Your task: Your answer should be a single number: the count of lines that include "color".

Records contained in a dataset
=======

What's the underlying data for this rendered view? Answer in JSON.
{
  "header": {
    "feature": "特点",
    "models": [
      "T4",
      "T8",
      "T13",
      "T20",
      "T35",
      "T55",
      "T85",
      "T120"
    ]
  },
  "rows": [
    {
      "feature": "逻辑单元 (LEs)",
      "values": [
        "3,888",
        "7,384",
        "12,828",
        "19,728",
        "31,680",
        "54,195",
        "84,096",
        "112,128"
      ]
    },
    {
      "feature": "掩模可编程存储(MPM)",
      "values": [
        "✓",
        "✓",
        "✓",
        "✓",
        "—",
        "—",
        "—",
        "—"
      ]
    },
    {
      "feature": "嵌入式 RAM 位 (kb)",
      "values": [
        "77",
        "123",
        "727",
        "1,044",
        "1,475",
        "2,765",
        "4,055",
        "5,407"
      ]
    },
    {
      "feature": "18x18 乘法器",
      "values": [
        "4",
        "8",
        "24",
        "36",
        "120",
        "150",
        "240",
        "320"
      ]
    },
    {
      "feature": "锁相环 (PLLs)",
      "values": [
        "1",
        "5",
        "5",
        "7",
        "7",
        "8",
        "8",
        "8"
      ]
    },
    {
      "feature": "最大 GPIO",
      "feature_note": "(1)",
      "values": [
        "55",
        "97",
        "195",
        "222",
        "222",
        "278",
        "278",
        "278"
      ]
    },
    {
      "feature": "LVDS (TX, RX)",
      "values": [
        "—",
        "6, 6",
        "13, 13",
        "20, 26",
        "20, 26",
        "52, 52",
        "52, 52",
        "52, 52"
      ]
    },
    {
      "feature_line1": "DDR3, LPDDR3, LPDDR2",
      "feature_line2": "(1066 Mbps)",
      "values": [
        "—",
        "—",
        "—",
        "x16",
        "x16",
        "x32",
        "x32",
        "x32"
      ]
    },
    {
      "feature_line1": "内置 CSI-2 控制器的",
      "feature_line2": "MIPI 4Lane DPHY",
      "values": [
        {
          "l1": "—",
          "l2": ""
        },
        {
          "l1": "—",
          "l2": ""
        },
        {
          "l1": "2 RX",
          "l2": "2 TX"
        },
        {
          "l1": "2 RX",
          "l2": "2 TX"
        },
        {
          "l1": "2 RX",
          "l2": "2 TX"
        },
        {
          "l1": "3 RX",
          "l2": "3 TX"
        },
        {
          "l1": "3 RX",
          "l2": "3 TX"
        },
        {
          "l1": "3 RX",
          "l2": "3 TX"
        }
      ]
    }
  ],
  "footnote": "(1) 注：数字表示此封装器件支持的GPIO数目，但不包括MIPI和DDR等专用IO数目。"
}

=======

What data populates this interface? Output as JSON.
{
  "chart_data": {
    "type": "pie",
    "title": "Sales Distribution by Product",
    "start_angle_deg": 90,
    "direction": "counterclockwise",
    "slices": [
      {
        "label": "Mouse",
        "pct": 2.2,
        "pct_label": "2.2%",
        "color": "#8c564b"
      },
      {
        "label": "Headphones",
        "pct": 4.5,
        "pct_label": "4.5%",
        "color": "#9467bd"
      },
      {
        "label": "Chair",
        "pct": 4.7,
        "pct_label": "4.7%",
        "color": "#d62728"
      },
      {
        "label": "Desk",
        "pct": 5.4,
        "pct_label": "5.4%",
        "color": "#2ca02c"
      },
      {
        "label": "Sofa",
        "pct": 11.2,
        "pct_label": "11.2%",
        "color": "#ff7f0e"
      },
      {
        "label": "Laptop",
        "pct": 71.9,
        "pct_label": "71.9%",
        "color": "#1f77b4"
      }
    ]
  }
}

=======

Exercise solution: 6